> **Dataset content**
....
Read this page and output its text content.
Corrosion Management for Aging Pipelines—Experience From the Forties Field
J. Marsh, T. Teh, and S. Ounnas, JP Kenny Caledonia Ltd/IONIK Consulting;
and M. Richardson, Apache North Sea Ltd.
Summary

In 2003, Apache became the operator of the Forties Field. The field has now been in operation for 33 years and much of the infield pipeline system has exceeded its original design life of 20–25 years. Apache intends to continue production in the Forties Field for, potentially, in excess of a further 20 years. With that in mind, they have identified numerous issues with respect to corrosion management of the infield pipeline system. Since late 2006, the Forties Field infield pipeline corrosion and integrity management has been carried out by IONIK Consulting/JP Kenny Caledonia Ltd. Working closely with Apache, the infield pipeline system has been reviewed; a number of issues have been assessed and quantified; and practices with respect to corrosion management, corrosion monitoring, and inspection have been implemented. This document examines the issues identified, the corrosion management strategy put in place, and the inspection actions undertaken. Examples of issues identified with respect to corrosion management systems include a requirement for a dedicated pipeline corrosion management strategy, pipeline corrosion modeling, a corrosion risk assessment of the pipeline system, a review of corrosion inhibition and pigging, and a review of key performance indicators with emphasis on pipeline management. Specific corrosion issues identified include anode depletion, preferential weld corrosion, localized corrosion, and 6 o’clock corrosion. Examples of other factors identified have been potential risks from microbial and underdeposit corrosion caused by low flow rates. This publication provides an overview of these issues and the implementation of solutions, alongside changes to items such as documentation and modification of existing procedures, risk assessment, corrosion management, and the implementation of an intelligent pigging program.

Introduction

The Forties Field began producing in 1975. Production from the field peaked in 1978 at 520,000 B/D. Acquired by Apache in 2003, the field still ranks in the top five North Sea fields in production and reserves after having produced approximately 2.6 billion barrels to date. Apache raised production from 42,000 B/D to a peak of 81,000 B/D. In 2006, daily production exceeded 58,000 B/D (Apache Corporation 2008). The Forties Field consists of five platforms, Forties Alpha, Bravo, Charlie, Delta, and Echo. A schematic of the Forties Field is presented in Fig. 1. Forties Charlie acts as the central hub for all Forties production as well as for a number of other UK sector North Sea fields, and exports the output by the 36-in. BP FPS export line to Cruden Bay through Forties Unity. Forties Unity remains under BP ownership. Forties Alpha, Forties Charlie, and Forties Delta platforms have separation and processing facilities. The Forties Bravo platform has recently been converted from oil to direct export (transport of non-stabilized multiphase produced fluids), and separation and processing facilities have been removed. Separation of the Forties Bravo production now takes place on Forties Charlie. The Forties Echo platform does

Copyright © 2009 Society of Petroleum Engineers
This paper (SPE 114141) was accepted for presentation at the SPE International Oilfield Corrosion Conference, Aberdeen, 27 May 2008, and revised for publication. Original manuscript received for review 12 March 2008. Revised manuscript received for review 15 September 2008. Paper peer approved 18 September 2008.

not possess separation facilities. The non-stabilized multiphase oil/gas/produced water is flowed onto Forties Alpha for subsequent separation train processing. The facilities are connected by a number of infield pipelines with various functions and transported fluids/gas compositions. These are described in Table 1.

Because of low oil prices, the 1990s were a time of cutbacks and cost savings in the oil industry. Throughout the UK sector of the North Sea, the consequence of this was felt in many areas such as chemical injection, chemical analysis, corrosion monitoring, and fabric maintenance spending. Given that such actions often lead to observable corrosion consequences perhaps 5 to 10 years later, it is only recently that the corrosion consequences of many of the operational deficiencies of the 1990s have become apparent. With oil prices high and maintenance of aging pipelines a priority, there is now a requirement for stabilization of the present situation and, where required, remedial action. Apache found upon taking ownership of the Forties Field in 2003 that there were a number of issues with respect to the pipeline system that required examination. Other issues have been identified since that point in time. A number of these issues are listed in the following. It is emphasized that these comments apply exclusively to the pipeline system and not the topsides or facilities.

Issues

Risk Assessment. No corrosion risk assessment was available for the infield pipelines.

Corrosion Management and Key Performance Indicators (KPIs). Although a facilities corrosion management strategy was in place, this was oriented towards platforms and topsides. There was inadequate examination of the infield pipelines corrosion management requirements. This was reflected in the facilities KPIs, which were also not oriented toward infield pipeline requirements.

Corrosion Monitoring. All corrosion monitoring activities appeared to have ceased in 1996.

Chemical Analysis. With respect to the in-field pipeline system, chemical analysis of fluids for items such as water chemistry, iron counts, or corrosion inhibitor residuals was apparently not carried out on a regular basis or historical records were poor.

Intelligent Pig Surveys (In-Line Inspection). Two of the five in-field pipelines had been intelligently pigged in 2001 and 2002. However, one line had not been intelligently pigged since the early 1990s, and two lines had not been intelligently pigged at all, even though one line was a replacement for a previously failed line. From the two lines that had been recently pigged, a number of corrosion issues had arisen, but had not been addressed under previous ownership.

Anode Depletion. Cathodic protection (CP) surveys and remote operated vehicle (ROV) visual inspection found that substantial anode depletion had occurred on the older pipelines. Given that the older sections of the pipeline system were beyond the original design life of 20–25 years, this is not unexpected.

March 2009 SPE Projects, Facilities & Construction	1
....
> **What is required**
Filter the entries and copy out every line with the word "water".

> **Answer for this exercise**
not possess separation facilities. The non-stabilized multiphase oil/gas/produced water is flowed onto Forties Alpha for subsequent separation train processing. The facilities are connected by a number of infield pipelines with various functions and transported fluids/gas compositions. These are described in Table 1.
Chemical Analysis. With respect to the in-field pipeline system, chemical analysis of fluids for items such as water chemistry, iron counts, or corrosion inhibitor residuals was apparently not carried out on a regular basis or historical records were poor.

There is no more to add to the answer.